## WHAT IS ASKED
Return all of the lines below exactly as they are.

## RECORDS SUPPLIED
--- Begin ---
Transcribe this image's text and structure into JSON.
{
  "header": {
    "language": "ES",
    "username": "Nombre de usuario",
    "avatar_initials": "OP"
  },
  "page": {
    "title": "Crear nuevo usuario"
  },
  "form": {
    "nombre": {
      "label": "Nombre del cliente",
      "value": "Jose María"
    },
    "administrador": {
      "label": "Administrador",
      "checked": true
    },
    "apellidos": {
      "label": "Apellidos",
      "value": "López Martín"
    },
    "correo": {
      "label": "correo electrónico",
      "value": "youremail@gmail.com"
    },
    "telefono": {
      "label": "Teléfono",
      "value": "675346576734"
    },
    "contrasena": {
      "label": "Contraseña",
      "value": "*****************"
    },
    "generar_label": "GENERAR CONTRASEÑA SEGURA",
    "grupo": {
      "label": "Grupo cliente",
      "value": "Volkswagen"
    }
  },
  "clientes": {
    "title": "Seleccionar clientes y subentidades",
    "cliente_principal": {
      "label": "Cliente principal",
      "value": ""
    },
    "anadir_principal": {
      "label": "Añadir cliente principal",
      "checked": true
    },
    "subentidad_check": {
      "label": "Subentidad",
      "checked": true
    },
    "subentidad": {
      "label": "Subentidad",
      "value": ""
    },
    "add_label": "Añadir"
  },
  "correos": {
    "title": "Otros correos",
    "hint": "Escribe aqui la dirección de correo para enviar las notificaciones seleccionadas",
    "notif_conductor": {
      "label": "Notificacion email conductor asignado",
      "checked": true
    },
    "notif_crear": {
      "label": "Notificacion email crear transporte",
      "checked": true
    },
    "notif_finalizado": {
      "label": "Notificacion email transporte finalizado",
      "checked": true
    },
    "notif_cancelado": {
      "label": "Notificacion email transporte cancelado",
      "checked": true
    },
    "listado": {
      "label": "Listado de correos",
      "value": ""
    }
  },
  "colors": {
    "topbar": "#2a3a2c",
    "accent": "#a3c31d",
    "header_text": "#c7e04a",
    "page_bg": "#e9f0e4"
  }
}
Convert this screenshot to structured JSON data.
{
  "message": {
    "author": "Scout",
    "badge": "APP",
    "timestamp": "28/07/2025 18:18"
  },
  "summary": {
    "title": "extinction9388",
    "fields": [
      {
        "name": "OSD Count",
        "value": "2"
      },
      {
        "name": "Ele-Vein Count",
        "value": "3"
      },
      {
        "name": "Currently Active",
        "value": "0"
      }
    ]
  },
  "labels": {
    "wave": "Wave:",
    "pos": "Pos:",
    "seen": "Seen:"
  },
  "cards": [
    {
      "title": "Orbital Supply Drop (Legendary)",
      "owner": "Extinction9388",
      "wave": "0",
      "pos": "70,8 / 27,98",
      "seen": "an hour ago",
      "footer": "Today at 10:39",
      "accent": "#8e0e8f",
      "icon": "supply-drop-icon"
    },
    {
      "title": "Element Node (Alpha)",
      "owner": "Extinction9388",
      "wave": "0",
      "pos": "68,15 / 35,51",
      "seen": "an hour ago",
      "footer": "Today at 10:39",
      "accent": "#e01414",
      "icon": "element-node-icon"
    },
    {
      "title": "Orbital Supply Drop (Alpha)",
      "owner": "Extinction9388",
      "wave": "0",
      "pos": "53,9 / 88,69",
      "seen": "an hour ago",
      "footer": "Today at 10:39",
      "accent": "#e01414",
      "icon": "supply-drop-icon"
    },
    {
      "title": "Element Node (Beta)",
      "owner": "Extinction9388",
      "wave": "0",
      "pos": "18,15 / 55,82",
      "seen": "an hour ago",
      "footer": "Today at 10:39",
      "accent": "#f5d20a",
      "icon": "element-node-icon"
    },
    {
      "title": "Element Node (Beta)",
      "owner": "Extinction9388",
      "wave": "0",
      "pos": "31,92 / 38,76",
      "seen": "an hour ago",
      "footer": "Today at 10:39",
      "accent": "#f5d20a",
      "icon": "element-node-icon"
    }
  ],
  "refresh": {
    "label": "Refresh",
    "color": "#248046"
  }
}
--- End ---
## TASK RESPONSE
Transcribe this image's text and structure into JSON.
{
  "header": {
    "language": "ES",
    "username": "Nombre de usuario",
    "avatar_initials": "OP"
  },
  "page": {
    "title": "Crear nuevo usuario"
  },
  "form": {
    "nombre": {
      "label": "Nombre del cliente",
      "value": "Jose María"
    },
    "administrador": {
      "label": "Administrador",
      "checked": true
    },
    "apellidos": {
      "label": "Apellidos",
      "value": "López Martín"
    },
    "correo": {
      "label": "correo electrónico",
      "value": "youremail@gmail.com"
    },
    "telefono": {
      "label": "Teléfono",
      "value": "675346576734"
    },
    "contrasena": {
      "label": "Contraseña",
      "value": "*****************"
    },
    "generar_label": "GENERAR CONTRASEÑA SEGURA",
    "grupo": {
      "label": "Grupo cliente",
      "value": "Volkswagen"
    }
  },
  "clientes": {
    "title": "Seleccionar clientes y subentidades",
    "cliente_principal": {
      "label": "Cliente principal",
      "value": ""
    },
    "anadir_principal": {
      "label": "Añadir cliente principal",
      "checked": true
    },
    "subentidad_check": {
      "label": "Subentidad",
      "checked": true
    },
    "subentidad": {
      "label": "Subentidad",
      "value": ""
    },
    "add_label": "Añadir"
  },
  "correos": {
    "title": "Otros correos",
    "hint": "Escribe aqui la dirección de correo para enviar las notificaciones seleccionadas",
    "notif_conductor": {
      "label": "Notificacion email conductor asignado",
      "checked": true
    },
    "notif_crear": {
      "label": "Notificacion email crear transporte",
      "checked": true
    },
    "notif_finalizado": {
      "label": "Notificacion email transporte finalizado",
      "checked": true
    },
    "notif_cancelado": {
      "label": "Notificacion email transporte cancelado",
      "checked": true
    },
    "listado": {
      "label": "Listado de correos",
      "value": ""
    }
  },
  "colors": {
    "topbar": "#2a3a2c",
    "accent": "#a3c31d",
    "header_text": "#c7e04a",
    "page_bg": "#e9f0e4"
  }
}
Convert this screenshot to structured JSON data.
{
  "message": {
    "author": "Scout",
    "badge": "APP",
    "timestamp": "28/07/2025 18:18"
  },
  "summary": {
    "title": "extinction9388",
    "fields": [
      {
        "name": "OSD Count",
        "value": "2"
      },
      {
        "name": "Ele-Vein Count",
        "value": "3"
      },
      {
        "name": "Currently Active",
        "value": "0"
      }
    ]
  },
  "labels": {
    "wave": "Wave:",
    "pos": "Pos:",
    "seen": "Seen:"
  },
  "cards": [
    {
      "title": "Orbital Supply Drop (Legendary)",
      "owner": "Extinction9388",
      "wave": "0",
      "pos": "70,8 / 27,98",
      "seen": "an hour ago",
      "footer": "Today at 10:39",
      "accent": "#8e0e8f",
      "icon": "supply-drop-icon"
    },
    {
      "title": "Element Node (Alpha)",
      "owner": "Extinction9388",
      "wave": "0",
      "pos": "68,15 / 35,51",
      "seen": "an hour ago",
      "footer": "Today at 10:39",
      "accent": "#e01414",
      "icon": "element-node-icon"
    },
    {
      "title": "Orbital Supply Drop (Alpha)",
      "owner": "Extinction9388",
      "wave": "0",
      "pos": "53,9 / 88,69",
      "seen": "an hour ago",
      "footer": "Today at 10:39",
      "accent": "#e01414",
      "icon": "supply-drop-icon"
    },
    {
      "title": "Element Node (Beta)",
      "owner": "Extinction9388",
      "wave": "0",
      "pos": "18,15 / 55,82",
      "seen": "an hour ago",
      "footer": "Today at 10:39",
      "accent": "#f5d20a",
      "icon": "element-node-icon"
    },
    {
      "title": "Element Node (Beta)",
      "owner": "Extinction9388",
      "wave": "0",
      "pos": "31,92 / 38,76",
      "seen": "an hour ago",
      "footer": "Today at 10:39",
      "accent": "#f5d20a",
      "icon": "element-node-icon"
    }
  ],
  "refresh": {
    "label": "Refresh",
    "color": "#248046"
  }
}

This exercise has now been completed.